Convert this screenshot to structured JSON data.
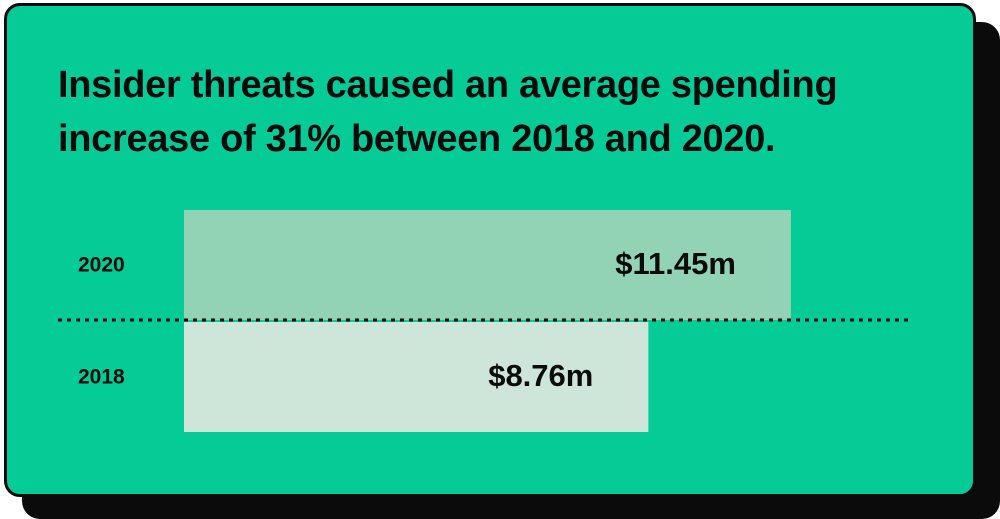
{
  "chart_data": {
    "type": "bar",
    "orientation": "horizontal",
    "title": "Insider threats caused an average spending increase of 31% between 2018 and 2020.",
    "categories": [
      "2020",
      "2018"
    ],
    "values": [
      11.45,
      8.76
    ],
    "value_labels": [
      "$11.45m",
      "$8.76m"
    ],
    "unit": "$m",
    "xlim": [
      0,
      13.3
    ],
    "grid": false,
    "legend": "none",
    "colors": {
      "background": "#05cc97",
      "border": "#0b0b0b",
      "bar_2020": "#92d3b6",
      "bar_2018": "#cde6d9",
      "divider": "#0b0b0b"
    }
  }
}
++++++++++
Omit the pictures and output all of the other material exactly.

Convert this screenshot to structured JSON data.
{
  "chart_data": {
    "type": "bar",
    "orientation": "horizontal",
    "title": "Insider threats caused an average spending increase of 31% between 2018 and 2020.",
    "categories": [
      "2020",
      "2018"
    ],
    "values": [
      11.45,
      8.76
    ],
    "value_labels": [
      "$11.45m",
      "$8.76m"
    ],
    "unit": "$m",
    "xlim": [
      0,
      13.3
    ],
    "grid": false,
    "legend": "none",
    "colors": {
      "background": "#05cc97",
      "border": "#0b0b0b",
      "bar_2020": "#92d3b6",
      "bar_2018": "#cde6d9",
      "divider": "#0b0b0b"
    }
  }
}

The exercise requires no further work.